→ **SET TASK**
Skip the pictures and quote all of the lines exactly.

**** INPUT FOR THIS TASK

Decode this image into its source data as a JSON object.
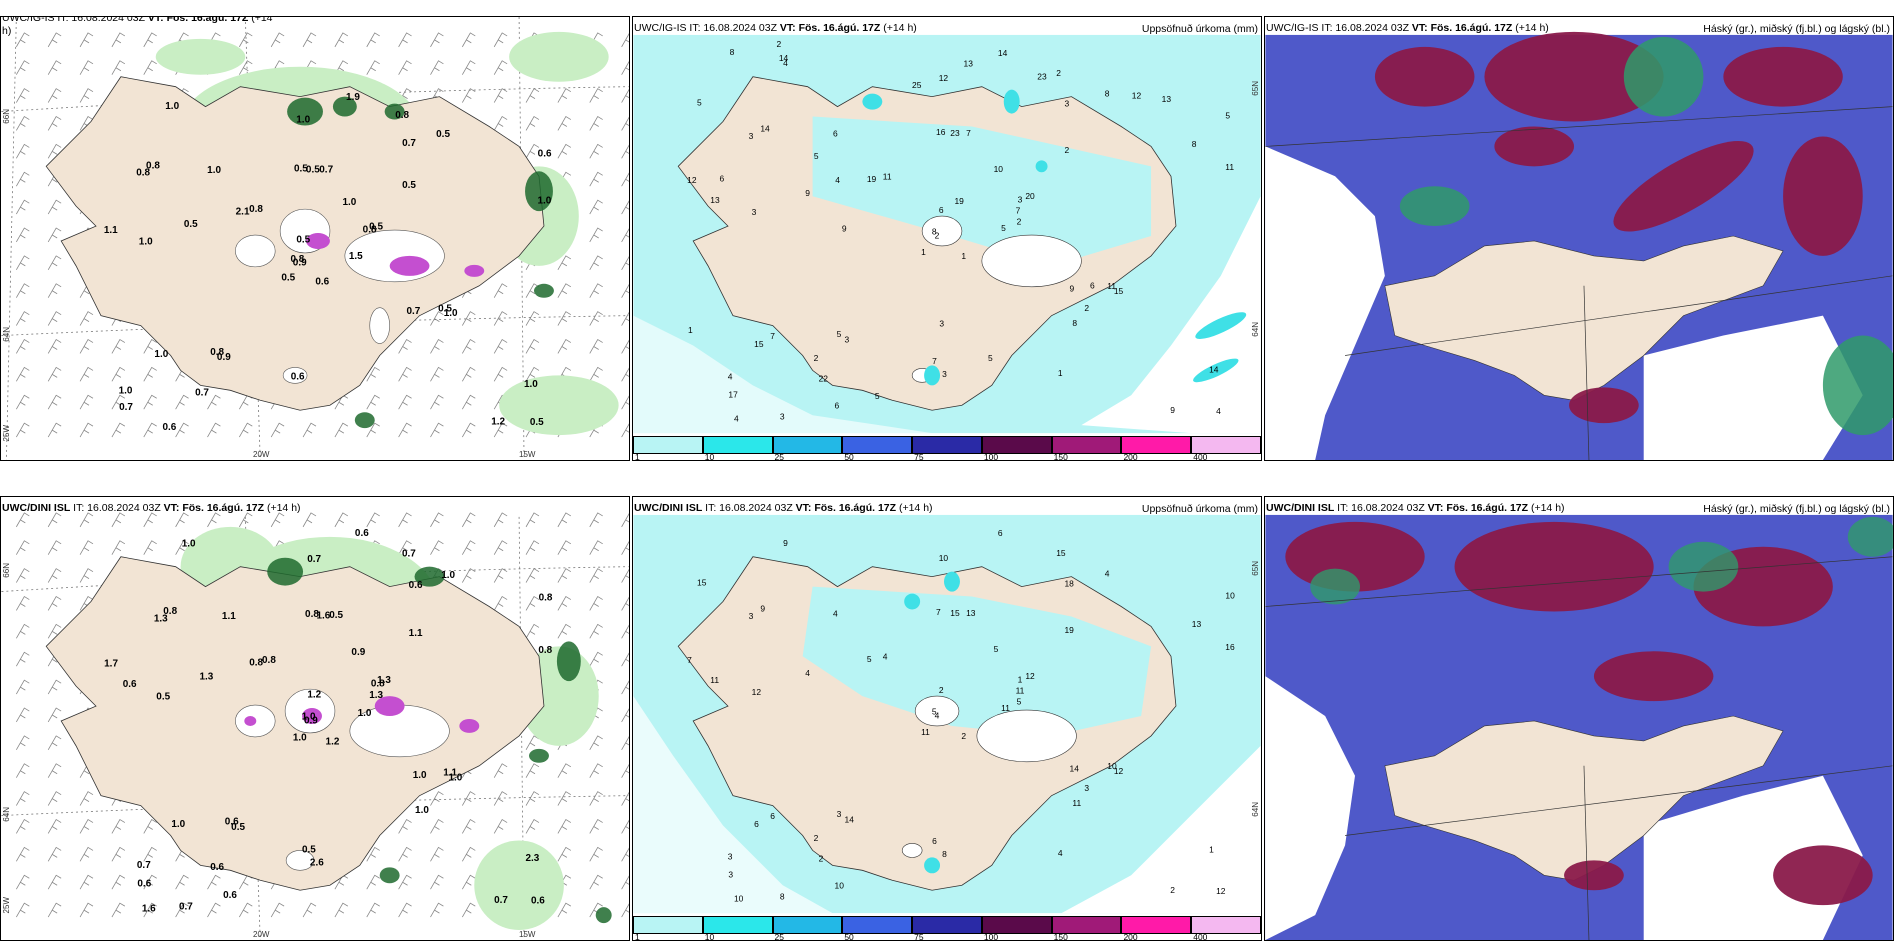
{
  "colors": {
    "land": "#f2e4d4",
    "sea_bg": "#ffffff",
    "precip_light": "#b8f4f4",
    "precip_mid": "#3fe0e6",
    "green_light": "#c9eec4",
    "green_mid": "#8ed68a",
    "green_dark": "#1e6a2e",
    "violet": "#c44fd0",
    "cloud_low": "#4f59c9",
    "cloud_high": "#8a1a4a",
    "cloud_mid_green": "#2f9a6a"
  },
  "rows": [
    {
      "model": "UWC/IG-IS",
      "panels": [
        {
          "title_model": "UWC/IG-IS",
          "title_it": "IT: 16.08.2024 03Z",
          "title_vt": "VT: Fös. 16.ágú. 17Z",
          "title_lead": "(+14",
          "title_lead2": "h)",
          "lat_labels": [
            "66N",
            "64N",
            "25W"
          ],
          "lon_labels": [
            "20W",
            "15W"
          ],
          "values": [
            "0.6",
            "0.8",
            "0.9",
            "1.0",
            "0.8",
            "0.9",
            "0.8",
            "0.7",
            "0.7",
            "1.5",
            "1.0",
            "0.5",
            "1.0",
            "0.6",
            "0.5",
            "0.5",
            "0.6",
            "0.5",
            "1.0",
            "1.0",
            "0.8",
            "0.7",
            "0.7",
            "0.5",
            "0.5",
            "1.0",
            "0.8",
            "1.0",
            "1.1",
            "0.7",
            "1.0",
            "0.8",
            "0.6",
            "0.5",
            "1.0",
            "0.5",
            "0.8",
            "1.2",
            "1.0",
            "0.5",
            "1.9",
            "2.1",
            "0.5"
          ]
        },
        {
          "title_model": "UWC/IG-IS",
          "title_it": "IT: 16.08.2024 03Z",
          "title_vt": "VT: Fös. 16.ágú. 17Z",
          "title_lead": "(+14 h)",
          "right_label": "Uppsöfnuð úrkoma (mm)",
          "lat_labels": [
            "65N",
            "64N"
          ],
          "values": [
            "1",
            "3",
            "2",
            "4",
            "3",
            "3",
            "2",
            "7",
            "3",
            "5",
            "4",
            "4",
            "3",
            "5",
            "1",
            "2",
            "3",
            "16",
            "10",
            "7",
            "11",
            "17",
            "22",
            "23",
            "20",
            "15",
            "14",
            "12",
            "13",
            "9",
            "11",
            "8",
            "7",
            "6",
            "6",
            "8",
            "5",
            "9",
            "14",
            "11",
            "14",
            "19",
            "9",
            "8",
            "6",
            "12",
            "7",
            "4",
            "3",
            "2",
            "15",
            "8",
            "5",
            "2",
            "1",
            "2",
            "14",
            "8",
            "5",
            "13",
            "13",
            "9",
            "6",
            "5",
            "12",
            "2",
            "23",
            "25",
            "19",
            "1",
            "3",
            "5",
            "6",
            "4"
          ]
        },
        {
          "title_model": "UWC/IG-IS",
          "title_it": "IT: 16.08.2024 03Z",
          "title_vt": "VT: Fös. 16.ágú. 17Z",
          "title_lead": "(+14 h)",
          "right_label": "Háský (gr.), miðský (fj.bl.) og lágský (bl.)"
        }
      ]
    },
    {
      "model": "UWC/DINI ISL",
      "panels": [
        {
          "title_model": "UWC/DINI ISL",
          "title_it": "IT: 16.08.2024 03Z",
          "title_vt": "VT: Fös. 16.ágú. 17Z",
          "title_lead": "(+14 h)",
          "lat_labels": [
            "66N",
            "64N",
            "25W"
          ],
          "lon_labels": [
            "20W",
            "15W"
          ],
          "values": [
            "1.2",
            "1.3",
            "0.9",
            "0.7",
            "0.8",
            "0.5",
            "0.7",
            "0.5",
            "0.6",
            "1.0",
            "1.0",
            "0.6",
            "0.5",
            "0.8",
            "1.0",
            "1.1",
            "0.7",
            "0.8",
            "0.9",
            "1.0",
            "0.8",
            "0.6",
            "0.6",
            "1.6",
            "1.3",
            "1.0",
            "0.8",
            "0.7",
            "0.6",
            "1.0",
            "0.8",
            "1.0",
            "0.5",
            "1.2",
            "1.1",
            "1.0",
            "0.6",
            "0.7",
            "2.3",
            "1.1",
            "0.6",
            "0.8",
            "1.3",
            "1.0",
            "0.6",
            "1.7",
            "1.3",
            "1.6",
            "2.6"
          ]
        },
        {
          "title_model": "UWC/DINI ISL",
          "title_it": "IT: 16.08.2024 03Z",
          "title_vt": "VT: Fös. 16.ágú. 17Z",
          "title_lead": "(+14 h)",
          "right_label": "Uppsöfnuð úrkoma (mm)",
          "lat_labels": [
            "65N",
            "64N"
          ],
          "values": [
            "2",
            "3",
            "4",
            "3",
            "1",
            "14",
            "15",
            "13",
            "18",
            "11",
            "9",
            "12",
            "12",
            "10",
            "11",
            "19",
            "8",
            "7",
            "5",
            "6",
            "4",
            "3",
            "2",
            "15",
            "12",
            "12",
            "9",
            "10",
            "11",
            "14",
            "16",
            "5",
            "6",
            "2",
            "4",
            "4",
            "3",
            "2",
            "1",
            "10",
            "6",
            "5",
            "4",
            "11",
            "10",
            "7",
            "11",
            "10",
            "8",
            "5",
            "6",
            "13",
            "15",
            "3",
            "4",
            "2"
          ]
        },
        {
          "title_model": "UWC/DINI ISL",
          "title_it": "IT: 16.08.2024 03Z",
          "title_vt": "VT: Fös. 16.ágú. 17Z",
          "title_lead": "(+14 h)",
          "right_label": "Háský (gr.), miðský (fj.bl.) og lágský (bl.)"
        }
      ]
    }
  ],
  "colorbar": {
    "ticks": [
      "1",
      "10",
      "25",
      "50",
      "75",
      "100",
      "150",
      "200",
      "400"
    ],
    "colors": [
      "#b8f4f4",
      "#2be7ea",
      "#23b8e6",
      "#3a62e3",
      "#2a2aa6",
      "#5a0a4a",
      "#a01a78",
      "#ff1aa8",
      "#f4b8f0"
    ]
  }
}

********

→ **RESPONSE TO THE TASK**
Decode this image into its source data as a JSON object.
{
  "colors": {
    "land": "#f2e4d4",
    "sea_bg": "#ffffff",
    "precip_light": "#b8f4f4",
    "precip_mid": "#3fe0e6",
    "green_light": "#c9eec4",
    "green_mid": "#8ed68a",
    "green_dark": "#1e6a2e",
    "violet": "#c44fd0",
    "cloud_low": "#4f59c9",
    "cloud_high": "#8a1a4a",
    "cloud_mid_green": "#2f9a6a"
  },
  "rows": [
    {
      "model": "UWC/IG-IS",
      "panels": [
        {
          "title_model": "UWC/IG-IS",
          "title_it": "IT: 16.08.2024 03Z",
          "title_vt": "VT: Fös. 16.ágú. 17Z",
          "title_lead": "(+14",
          "title_lead2": "h)",
          "lat_labels": [
            "66N",
            "64N",
            "25W"
          ],
          "lon_labels": [
            "20W",
            "15W"
          ],
          "values": [
            "0.6",
            "0.8",
            "0.9",
            "1.0",
            "0.8",
            "0.9",
            "0.8",
            "0.7",
            "0.7",
            "1.5",
            "1.0",
            "0.5",
            "1.0",
            "0.6",
            "0.5",
            "0.5",
            "0.6",
            "0.5",
            "1.0",
            "1.0",
            "0.8",
            "0.7",
            "0.7",
            "0.5",
            "0.5",
            "1.0",
            "0.8",
            "1.0",
            "1.1",
            "0.7",
            "1.0",
            "0.8",
            "0.6",
            "0.5",
            "1.0",
            "0.5",
            "0.8",
            "1.2",
            "1.0",
            "0.5",
            "1.9",
            "2.1",
            "0.5"
          ]
        },
        {
          "title_model": "UWC/IG-IS",
          "title_it": "IT: 16.08.2024 03Z",
          "title_vt": "VT: Fös. 16.ágú. 17Z",
          "title_lead": "(+14 h)",
          "right_label": "Uppsöfnuð úrkoma (mm)",
          "lat_labels": [
            "65N",
            "64N"
          ],
          "values": [
            "1",
            "3",
            "2",
            "4",
            "3",
            "3",
            "2",
            "7",
            "3",
            "5",
            "4",
            "4",
            "3",
            "5",
            "1",
            "2",
            "3",
            "16",
            "10",
            "7",
            "11",
            "17",
            "22",
            "23",
            "20",
            "15",
            "14",
            "12",
            "13",
            "9",
            "11",
            "8",
            "7",
            "6",
            "6",
            "8",
            "5",
            "9",
            "14",
            "11",
            "14",
            "19",
            "9",
            "8",
            "6",
            "12",
            "7",
            "4",
            "3",
            "2",
            "15",
            "8",
            "5",
            "2",
            "1",
            "2",
            "14",
            "8",
            "5",
            "13",
            "13",
            "9",
            "6",
            "5",
            "12",
            "2",
            "23",
            "25",
            "19",
            "1",
            "3",
            "5",
            "6",
            "4"
          ]
        },
        {
          "title_model": "UWC/IG-IS",
          "title_it": "IT: 16.08.2024 03Z",
          "title_vt": "VT: Fös. 16.ágú. 17Z",
          "title_lead": "(+14 h)",
          "right_label": "Háský (gr.), miðský (fj.bl.) og lágský (bl.)"
        }
      ]
    },
    {
      "model": "UWC/DINI ISL",
      "panels": [
        {
          "title_model": "UWC/DINI ISL",
          "title_it": "IT: 16.08.2024 03Z",
          "title_vt": "VT: Fös. 16.ágú. 17Z",
          "title_lead": "(+14 h)",
          "lat_labels": [
            "66N",
            "64N",
            "25W"
          ],
          "lon_labels": [
            "20W",
            "15W"
          ],
          "values": [
            "1.2",
            "1.3",
            "0.9",
            "0.7",
            "0.8",
            "0.5",
            "0.7",
            "0.5",
            "0.6",
            "1.0",
            "1.0",
            "0.6",
            "0.5",
            "0.8",
            "1.0",
            "1.1",
            "0.7",
            "0.8",
            "0.9",
            "1.0",
            "0.8",
            "0.6",
            "0.6",
            "1.6",
            "1.3",
            "1.0",
            "0.8",
            "0.7",
            "0.6",
            "1.0",
            "0.8",
            "1.0",
            "0.5",
            "1.2",
            "1.1",
            "1.0",
            "0.6",
            "0.7",
            "2.3",
            "1.1",
            "0.6",
            "0.8",
            "1.3",
            "1.0",
            "0.6",
            "1.7",
            "1.3",
            "1.6",
            "2.6"
          ]
        },
        {
          "title_model": "UWC/DINI ISL",
          "title_it": "IT: 16.08.2024 03Z",
          "title_vt": "VT: Fös. 16.ágú. 17Z",
          "title_lead": "(+14 h)",
          "right_label": "Uppsöfnuð úrkoma (mm)",
          "lat_labels": [
            "65N",
            "64N"
          ],
          "values": [
            "2",
            "3",
            "4",
            "3",
            "1",
            "14",
            "15",
            "13",
            "18",
            "11",
            "9",
            "12",
            "12",
            "10",
            "11",
            "19",
            "8",
            "7",
            "5",
            "6",
            "4",
            "3",
            "2",
            "15",
            "12",
            "12",
            "9",
            "10",
            "11",
            "14",
            "16",
            "5",
            "6",
            "2",
            "4",
            "4",
            "3",
            "2",
            "1",
            "10",
            "6",
            "5",
            "4",
            "11",
            "10",
            "7",
            "11",
            "10",
            "8",
            "5",
            "6",
            "13",
            "15",
            "3",
            "4",
            "2"
          ]
        },
        {
          "title_model": "UWC/DINI ISL",
          "title_it": "IT: 16.08.2024 03Z",
          "title_vt": "VT: Fös. 16.ágú. 17Z",
          "title_lead": "(+14 h)",
          "right_label": "Háský (gr.), miðský (fj.bl.) og lágský (bl.)"
        }
      ]
    }
  ],
  "colorbar": {
    "ticks": [
      "1",
      "10",
      "25",
      "50",
      "75",
      "100",
      "150",
      "200",
      "400"
    ],
    "colors": [
      "#b8f4f4",
      "#2be7ea",
      "#23b8e6",
      "#3a62e3",
      "#2a2aa6",
      "#5a0a4a",
      "#a01a78",
      "#ff1aa8",
      "#f4b8f0"
    ]
  }
}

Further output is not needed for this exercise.